- [What you are asked to do]: Give every line of the data again, unchanged, but with no pictures.
-- Start Records for the exercise --
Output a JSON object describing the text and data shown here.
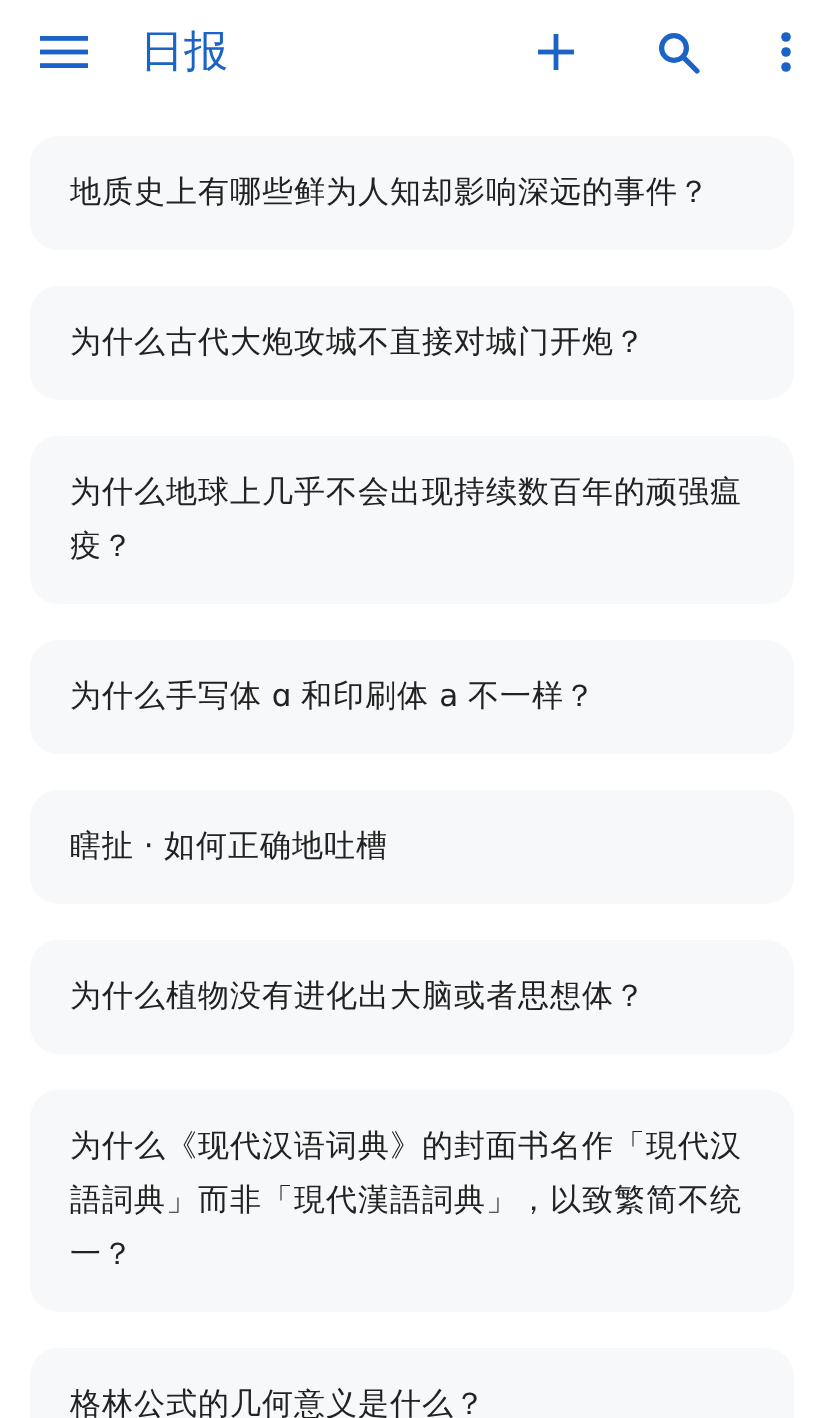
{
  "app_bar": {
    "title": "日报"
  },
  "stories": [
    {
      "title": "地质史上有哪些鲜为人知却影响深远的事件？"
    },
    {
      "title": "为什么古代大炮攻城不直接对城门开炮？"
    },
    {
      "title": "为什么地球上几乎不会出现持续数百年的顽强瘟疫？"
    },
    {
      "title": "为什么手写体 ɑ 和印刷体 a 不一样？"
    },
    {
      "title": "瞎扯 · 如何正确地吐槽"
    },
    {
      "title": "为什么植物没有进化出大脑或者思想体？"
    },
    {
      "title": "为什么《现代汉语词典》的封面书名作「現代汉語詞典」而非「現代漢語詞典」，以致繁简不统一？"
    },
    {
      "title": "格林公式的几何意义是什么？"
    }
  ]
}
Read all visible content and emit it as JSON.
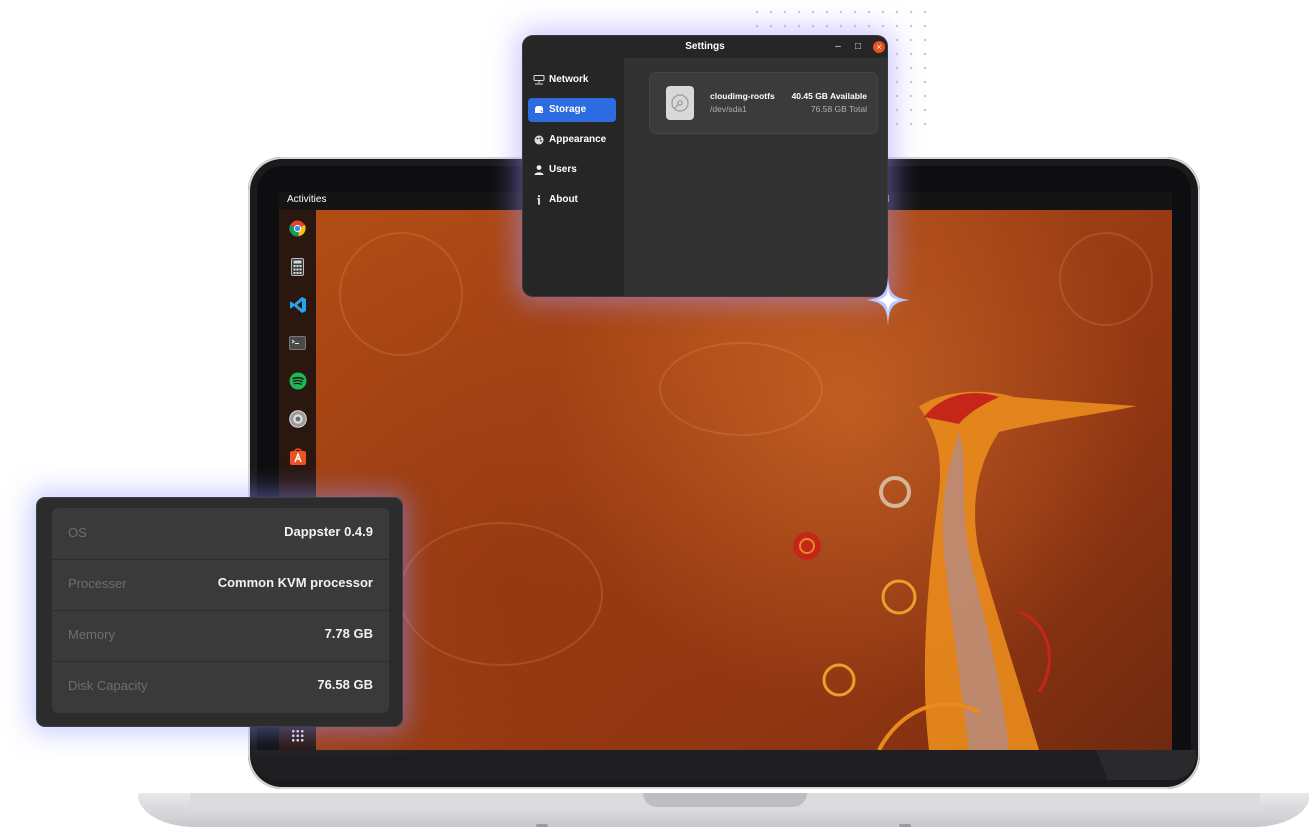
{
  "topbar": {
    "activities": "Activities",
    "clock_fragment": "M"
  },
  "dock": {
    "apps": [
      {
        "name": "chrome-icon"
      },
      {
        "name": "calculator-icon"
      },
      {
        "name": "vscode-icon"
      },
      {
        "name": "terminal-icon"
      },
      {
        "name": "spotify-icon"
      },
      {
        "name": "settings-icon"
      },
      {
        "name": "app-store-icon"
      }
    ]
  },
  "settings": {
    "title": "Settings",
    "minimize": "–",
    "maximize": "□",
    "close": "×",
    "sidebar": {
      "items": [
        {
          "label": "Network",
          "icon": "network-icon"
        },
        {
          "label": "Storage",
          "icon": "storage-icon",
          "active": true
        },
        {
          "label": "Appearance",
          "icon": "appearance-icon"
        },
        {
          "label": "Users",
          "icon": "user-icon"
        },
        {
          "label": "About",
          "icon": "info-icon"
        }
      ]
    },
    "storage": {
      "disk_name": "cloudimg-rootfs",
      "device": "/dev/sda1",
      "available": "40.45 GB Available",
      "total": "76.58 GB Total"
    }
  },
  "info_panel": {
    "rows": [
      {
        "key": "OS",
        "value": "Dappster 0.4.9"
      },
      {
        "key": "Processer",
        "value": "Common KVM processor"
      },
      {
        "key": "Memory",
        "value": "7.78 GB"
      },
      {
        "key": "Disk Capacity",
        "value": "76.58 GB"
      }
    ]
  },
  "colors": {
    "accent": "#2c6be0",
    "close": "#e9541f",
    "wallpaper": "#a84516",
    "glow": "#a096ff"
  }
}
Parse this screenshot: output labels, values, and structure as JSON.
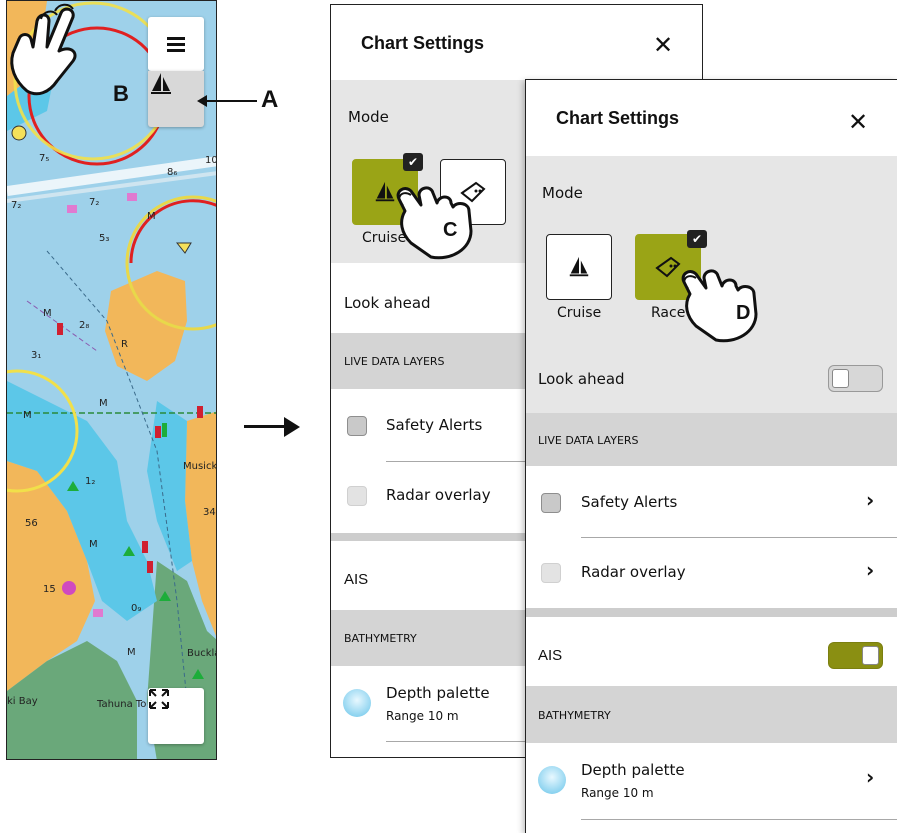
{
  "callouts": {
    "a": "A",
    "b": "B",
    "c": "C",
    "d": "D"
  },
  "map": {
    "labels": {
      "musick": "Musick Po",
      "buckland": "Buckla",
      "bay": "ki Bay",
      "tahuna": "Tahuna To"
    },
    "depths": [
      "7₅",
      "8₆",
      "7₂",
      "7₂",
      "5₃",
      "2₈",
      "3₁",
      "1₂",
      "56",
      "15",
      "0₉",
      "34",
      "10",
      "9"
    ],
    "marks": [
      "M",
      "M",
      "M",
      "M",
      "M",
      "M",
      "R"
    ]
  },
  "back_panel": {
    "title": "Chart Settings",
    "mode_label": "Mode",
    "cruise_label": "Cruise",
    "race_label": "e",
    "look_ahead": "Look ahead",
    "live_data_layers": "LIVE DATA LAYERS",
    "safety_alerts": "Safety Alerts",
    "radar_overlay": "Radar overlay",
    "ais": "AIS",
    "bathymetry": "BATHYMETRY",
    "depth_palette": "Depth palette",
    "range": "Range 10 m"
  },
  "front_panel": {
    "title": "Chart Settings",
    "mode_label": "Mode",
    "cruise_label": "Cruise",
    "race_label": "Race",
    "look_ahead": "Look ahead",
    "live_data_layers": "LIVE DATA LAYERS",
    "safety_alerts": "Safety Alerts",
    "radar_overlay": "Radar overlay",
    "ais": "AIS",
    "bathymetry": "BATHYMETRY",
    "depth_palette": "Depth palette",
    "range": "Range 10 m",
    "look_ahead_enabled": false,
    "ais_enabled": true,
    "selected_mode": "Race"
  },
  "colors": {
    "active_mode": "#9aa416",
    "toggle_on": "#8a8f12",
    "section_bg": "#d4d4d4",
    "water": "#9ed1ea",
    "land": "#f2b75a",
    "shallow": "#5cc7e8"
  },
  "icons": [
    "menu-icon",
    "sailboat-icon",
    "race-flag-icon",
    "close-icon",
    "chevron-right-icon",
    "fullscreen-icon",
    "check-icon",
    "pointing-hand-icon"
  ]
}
-- End Records for the exercise --
- [Response to the task]:
Output a JSON object describing the text and data shown here.
{
  "app_bar": {
    "title": "日报"
  },
  "stories": [
    {
      "title": "地质史上有哪些鲜为人知却影响深远的事件？"
    },
    {
      "title": "为什么古代大炮攻城不直接对城门开炮？"
    },
    {
      "title": "为什么地球上几乎不会出现持续数百年的顽强瘟疫？"
    },
    {
      "title": "为什么手写体 ɑ 和印刷体 a 不一样？"
    },
    {
      "title": "瞎扯 · 如何正确地吐槽"
    },
    {
      "title": "为什么植物没有进化出大脑或者思想体？"
    },
    {
      "title": "为什么《现代汉语词典》的封面书名作「現代汉語詞典」而非「現代漢語詞典」，以致繁简不统一？"
    },
    {
      "title": "格林公式的几何意义是什么？"
    }
  ]
}
Read all visible content and emit it as JSON.
{
  "topbar": {
    "activities": "Activities",
    "clock_fragment": "M"
  },
  "dock": {
    "apps": [
      {
        "name": "chrome-icon"
      },
      {
        "name": "calculator-icon"
      },
      {
        "name": "vscode-icon"
      },
      {
        "name": "terminal-icon"
      },
      {
        "name": "spotify-icon"
      },
      {
        "name": "settings-icon"
      },
      {
        "name": "app-store-icon"
      }
    ]
  },
  "settings": {
    "title": "Settings",
    "minimize": "–",
    "maximize": "□",
    "close": "×",
    "sidebar": {
      "items": [
        {
          "label": "Network",
          "icon": "network-icon"
        },
        {
          "label": "Storage",
          "icon": "storage-icon",
          "active": true
        },
        {
          "label": "Appearance",
          "icon": "appearance-icon"
        },
        {
          "label": "Users",
          "icon": "user-icon"
        },
        {
          "label": "About",
          "icon": "info-icon"
        }
      ]
    },
    "storage": {
      "disk_name": "cloudimg-rootfs",
      "device": "/dev/sda1",
      "available": "40.45 GB Available",
      "total": "76.58 GB Total"
    }
  },
  "info_panel": {
    "rows": [
      {
        "key": "OS",
        "value": "Dappster 0.4.9"
      },
      {
        "key": "Processer",
        "value": "Common KVM processor"
      },
      {
        "key": "Memory",
        "value": "7.78 GB"
      },
      {
        "key": "Disk Capacity",
        "value": "76.58 GB"
      }
    ]
  },
  "colors": {
    "accent": "#2c6be0",
    "close": "#e9541f",
    "wallpaper": "#a84516",
    "glow": "#a096ff"
  }
}
Parse this screenshot: output labels, values, and structure as JSON.
{
  "callouts": {
    "a": "A",
    "b": "B",
    "c": "C",
    "d": "D"
  },
  "map": {
    "labels": {
      "musick": "Musick Po",
      "buckland": "Buckla",
      "bay": "ki Bay",
      "tahuna": "Tahuna To"
    },
    "depths": [
      "7₅",
      "8₆",
      "7₂",
      "7₂",
      "5₃",
      "2₈",
      "3₁",
      "1₂",
      "56",
      "15",
      "0₉",
      "34",
      "10",
      "9"
    ],
    "marks": [
      "M",
      "M",
      "M",
      "M",
      "M",
      "M",
      "R"
    ]
  },
  "back_panel": {
    "title": "Chart Settings",
    "mode_label": "Mode",
    "cruise_label": "Cruise",
    "race_label": "e",
    "look_ahead": "Look ahead",
    "live_data_layers": "LIVE DATA LAYERS",
    "safety_alerts": "Safety Alerts",
    "radar_overlay": "Radar overlay",
    "ais": "AIS",
    "bathymetry": "BATHYMETRY",
    "depth_palette": "Depth palette",
    "range": "Range 10 m"
  },
  "front_panel": {
    "title": "Chart Settings",
    "mode_label": "Mode",
    "cruise_label": "Cruise",
    "race_label": "Race",
    "look_ahead": "Look ahead",
    "live_data_layers": "LIVE DATA LAYERS",
    "safety_alerts": "Safety Alerts",
    "radar_overlay": "Radar overlay",
    "ais": "AIS",
    "bathymetry": "BATHYMETRY",
    "depth_palette": "Depth palette",
    "range": "Range 10 m",
    "look_ahead_enabled": false,
    "ais_enabled": true,
    "selected_mode": "Race"
  },
  "colors": {
    "active_mode": "#9aa416",
    "toggle_on": "#8a8f12",
    "section_bg": "#d4d4d4",
    "water": "#9ed1ea",
    "land": "#f2b75a",
    "shallow": "#5cc7e8"
  },
  "icons": [
    "menu-icon",
    "sailboat-icon",
    "race-flag-icon",
    "close-icon",
    "chevron-right-icon",
    "fullscreen-icon",
    "check-icon",
    "pointing-hand-icon"
  ]
}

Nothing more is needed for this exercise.